• [YOUR GOAL] Copy the data below exactly.

____ INFORMATION SHOWN

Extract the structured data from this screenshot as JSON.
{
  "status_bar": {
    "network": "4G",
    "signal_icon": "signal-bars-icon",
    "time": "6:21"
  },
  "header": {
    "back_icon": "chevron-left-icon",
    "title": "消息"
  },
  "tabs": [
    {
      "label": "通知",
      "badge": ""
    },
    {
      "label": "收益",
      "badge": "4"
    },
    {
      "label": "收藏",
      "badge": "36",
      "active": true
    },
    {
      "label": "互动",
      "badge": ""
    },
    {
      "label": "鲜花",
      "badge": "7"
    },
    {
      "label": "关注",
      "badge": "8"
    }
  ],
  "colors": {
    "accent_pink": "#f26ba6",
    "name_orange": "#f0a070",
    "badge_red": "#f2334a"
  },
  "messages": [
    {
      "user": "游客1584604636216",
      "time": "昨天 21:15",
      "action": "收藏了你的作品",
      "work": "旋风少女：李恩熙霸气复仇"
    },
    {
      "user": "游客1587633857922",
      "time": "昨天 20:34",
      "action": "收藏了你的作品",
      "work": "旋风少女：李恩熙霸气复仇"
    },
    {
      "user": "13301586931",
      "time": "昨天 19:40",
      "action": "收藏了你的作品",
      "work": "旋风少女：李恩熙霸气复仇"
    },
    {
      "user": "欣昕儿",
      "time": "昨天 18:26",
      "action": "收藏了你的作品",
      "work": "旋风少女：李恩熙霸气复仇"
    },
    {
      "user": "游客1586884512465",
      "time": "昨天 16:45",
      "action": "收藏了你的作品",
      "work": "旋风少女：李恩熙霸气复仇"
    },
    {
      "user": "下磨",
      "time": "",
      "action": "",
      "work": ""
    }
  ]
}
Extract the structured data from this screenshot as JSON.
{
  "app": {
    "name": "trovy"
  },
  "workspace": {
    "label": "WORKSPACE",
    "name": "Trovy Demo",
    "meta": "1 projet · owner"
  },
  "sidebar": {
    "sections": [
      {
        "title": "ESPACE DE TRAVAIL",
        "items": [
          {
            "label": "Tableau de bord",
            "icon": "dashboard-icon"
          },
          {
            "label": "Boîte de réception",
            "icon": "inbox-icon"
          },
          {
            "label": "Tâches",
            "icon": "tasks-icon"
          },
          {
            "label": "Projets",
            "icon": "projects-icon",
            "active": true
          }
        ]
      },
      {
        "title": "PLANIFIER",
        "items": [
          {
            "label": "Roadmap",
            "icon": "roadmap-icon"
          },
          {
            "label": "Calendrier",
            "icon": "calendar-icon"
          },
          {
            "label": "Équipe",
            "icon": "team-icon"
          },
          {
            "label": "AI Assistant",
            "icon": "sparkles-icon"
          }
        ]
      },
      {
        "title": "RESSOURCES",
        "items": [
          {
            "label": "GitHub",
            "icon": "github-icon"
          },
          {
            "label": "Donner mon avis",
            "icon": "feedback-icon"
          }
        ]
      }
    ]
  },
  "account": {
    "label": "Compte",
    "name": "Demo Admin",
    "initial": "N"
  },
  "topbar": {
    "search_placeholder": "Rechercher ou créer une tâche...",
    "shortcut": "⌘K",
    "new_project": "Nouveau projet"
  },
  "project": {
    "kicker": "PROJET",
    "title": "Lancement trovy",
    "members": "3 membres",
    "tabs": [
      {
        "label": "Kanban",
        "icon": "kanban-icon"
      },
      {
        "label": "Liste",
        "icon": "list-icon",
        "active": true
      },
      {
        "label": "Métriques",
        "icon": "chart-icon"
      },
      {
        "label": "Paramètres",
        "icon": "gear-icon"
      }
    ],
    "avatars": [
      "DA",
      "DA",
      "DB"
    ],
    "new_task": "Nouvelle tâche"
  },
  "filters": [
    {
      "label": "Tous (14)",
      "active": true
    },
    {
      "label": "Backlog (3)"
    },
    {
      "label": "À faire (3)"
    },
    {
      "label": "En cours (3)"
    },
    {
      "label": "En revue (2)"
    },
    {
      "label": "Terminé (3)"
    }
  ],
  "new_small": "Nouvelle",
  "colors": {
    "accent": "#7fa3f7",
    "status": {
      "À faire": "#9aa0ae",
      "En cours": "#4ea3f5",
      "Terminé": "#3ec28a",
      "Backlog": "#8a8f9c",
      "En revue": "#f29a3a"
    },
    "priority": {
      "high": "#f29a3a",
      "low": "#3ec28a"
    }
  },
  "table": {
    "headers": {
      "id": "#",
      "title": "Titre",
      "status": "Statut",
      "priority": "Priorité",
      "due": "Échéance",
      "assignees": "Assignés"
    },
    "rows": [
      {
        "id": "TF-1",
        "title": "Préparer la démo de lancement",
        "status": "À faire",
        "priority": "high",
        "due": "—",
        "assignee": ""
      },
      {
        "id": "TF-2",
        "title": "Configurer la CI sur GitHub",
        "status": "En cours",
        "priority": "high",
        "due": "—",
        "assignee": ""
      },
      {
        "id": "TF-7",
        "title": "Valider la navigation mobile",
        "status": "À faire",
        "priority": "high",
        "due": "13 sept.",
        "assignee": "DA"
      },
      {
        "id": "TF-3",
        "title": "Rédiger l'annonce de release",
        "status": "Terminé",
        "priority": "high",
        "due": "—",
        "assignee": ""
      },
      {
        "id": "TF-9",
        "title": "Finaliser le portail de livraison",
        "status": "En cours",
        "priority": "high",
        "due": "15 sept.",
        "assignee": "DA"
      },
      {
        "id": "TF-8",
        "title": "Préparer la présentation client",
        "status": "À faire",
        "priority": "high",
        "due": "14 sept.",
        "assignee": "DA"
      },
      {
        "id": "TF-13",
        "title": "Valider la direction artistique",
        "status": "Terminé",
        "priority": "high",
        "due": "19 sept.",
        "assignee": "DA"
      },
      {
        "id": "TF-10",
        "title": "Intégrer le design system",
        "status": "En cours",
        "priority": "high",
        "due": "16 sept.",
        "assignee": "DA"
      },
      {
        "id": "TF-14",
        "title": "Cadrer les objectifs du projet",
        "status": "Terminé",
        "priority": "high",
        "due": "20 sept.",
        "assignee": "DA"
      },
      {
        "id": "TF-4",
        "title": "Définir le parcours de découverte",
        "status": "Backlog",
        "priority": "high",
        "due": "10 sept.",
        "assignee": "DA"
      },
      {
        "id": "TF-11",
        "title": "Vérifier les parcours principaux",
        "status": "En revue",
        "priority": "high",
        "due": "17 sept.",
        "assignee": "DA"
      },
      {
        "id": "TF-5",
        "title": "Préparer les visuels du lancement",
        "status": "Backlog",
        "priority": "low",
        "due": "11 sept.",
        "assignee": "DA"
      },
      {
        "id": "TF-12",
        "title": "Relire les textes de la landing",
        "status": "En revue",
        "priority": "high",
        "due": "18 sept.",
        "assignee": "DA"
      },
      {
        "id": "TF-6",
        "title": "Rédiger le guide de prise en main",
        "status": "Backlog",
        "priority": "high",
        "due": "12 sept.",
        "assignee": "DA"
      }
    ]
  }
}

________

• [ANSWER]
Extract the structured data from this screenshot as JSON.
{
  "status_bar": {
    "network": "4G",
    "signal_icon": "signal-bars-icon",
    "time": "6:21"
  },
  "header": {
    "back_icon": "chevron-left-icon",
    "title": "消息"
  },
  "tabs": [
    {
      "label": "通知",
      "badge": ""
    },
    {
      "label": "收益",
      "badge": "4"
    },
    {
      "label": "收藏",
      "badge": "36",
      "active": true
    },
    {
      "label": "互动",
      "badge": ""
    },
    {
      "label": "鲜花",
      "badge": "7"
    },
    {
      "label": "关注",
      "badge": "8"
    }
  ],
  "colors": {
    "accent_pink": "#f26ba6",
    "name_orange": "#f0a070",
    "badge_red": "#f2334a"
  },
  "messages": [
    {
      "user": "游客1584604636216",
      "time": "昨天 21:15",
      "action": "收藏了你的作品",
      "work": "旋风少女：李恩熙霸气复仇"
    },
    {
      "user": "游客1587633857922",
      "time": "昨天 20:34",
      "action": "收藏了你的作品",
      "work": "旋风少女：李恩熙霸气复仇"
    },
    {
      "user": "13301586931",
      "time": "昨天 19:40",
      "action": "收藏了你的作品",
      "work": "旋风少女：李恩熙霸气复仇"
    },
    {
      "user": "欣昕儿",
      "time": "昨天 18:26",
      "action": "收藏了你的作品",
      "work": "旋风少女：李恩熙霸气复仇"
    },
    {
      "user": "游客1586884512465",
      "time": "昨天 16:45",
      "action": "收藏了你的作品",
      "work": "旋风少女：李恩熙霸气复仇"
    },
    {
      "user": "下磨",
      "time": "",
      "action": "",
      "work": ""
    }
  ]
}
Extract the structured data from this screenshot as JSON.
{
  "app": {
    "name": "trovy"
  },
  "workspace": {
    "label": "WORKSPACE",
    "name": "Trovy Demo",
    "meta": "1 projet · owner"
  },
  "sidebar": {
    "sections": [
      {
        "title": "ESPACE DE TRAVAIL",
        "items": [
          {
            "label": "Tableau de bord",
            "icon": "dashboard-icon"
          },
          {
            "label": "Boîte de réception",
            "icon": "inbox-icon"
          },
          {
            "label": "Tâches",
            "icon": "tasks-icon"
          },
          {
            "label": "Projets",
            "icon": "projects-icon",
            "active": true
          }
        ]
      },
      {
        "title": "PLANIFIER",
        "items": [
          {
            "label": "Roadmap",
            "icon": "roadmap-icon"
          },
          {
            "label": "Calendrier",
            "icon": "calendar-icon"
          },
          {
            "label": "Équipe",
            "icon": "team-icon"
          },
          {
            "label": "AI Assistant",
            "icon": "sparkles-icon"
          }
        ]
      },
      {
        "title": "RESSOURCES",
        "items": [
          {
            "label": "GitHub",
            "icon": "github-icon"
          },
          {
            "label": "Donner mon avis",
            "icon": "feedback-icon"
          }
        ]
      }
    ]
  },
  "account": {
    "label": "Compte",
    "name": "Demo Admin",
    "initial": "N"
  },
  "topbar": {
    "search_placeholder": "Rechercher ou créer une tâche...",
    "shortcut": "⌘K",
    "new_project": "Nouveau projet"
  },
  "project": {
    "kicker": "PROJET",
    "title": "Lancement trovy",
    "members": "3 membres",
    "tabs": [
      {
        "label": "Kanban",
        "icon": "kanban-icon"
      },
      {
        "label": "Liste",
        "icon": "list-icon",
        "active": true
      },
      {
        "label": "Métriques",
        "icon": "chart-icon"
      },
      {
        "label": "Paramètres",
        "icon": "gear-icon"
      }
    ],
    "avatars": [
      "DA",
      "DA",
      "DB"
    ],
    "new_task": "Nouvelle tâche"
  },
  "filters": [
    {
      "label": "Tous (14)",
      "active": true
    },
    {
      "label": "Backlog (3)"
    },
    {
      "label": "À faire (3)"
    },
    {
      "label": "En cours (3)"
    },
    {
      "label": "En revue (2)"
    },
    {
      "label": "Terminé (3)"
    }
  ],
  "new_small": "Nouvelle",
  "colors": {
    "accent": "#7fa3f7",
    "status": {
      "À faire": "#9aa0ae",
      "En cours": "#4ea3f5",
      "Terminé": "#3ec28a",
      "Backlog": "#8a8f9c",
      "En revue": "#f29a3a"
    },
    "priority": {
      "high": "#f29a3a",
      "low": "#3ec28a"
    }
  },
  "table": {
    "headers": {
      "id": "#",
      "title": "Titre",
      "status": "Statut",
      "priority": "Priorité",
      "due": "Échéance",
      "assignees": "Assignés"
    },
    "rows": [
      {
        "id": "TF-1",
        "title": "Préparer la démo de lancement",
        "status": "À faire",
        "priority": "high",
        "due": "—",
        "assignee": ""
      },
      {
        "id": "TF-2",
        "title": "Configurer la CI sur GitHub",
        "status": "En cours",
        "priority": "high",
        "due": "—",
        "assignee": ""
      },
      {
        "id": "TF-7",
        "title": "Valider la navigation mobile",
        "status": "À faire",
        "priority": "high",
        "due": "13 sept.",
        "assignee": "DA"
      },
      {
        "id": "TF-3",
        "title": "Rédiger l'annonce de release",
        "status": "Terminé",
        "priority": "high",
        "due": "—",
        "assignee": ""
      },
      {
        "id": "TF-9",
        "title": "Finaliser le portail de livraison",
        "status": "En cours",
        "priority": "high",
        "due": "15 sept.",
        "assignee": "DA"
      },
      {
        "id": "TF-8",
        "title": "Préparer la présentation client",
        "status": "À faire",
        "priority": "high",
        "due": "14 sept.",
        "assignee": "DA"
      },
      {
        "id": "TF-13",
        "title": "Valider la direction artistique",
        "status": "Terminé",
        "priority": "high",
        "due": "19 sept.",
        "assignee": "DA"
      },
      {
        "id": "TF-10",
        "title": "Intégrer le design system",
        "status": "En cours",
        "priority": "high",
        "due": "16 sept.",
        "assignee": "DA"
      },
      {
        "id": "TF-14",
        "title": "Cadrer les objectifs du projet",
        "status": "Terminé",
        "priority": "high",
        "due": "20 sept.",
        "assignee": "DA"
      },
      {
        "id": "TF-4",
        "title": "Définir le parcours de découverte",
        "status": "Backlog",
        "priority": "high",
        "due": "10 sept.",
        "assignee": "DA"
      },
      {
        "id": "TF-11",
        "title": "Vérifier les parcours principaux",
        "status": "En revue",
        "priority": "high",
        "due": "17 sept.",
        "assignee": "DA"
      },
      {
        "id": "TF-5",
        "title": "Préparer les visuels du lancement",
        "status": "Backlog",
        "priority": "low",
        "due": "11 sept.",
        "assignee": "DA"
      },
      {
        "id": "TF-12",
        "title": "Relire les textes de la landing",
        "status": "En revue",
        "priority": "high",
        "due": "18 sept.",
        "assignee": "DA"
      },
      {
        "id": "TF-6",
        "title": "Rédiger le guide de prise en main",
        "status": "Backlog",
        "priority": "high",
        "due": "12 sept.",
        "assignee": "DA"
      }
    ]
  }
}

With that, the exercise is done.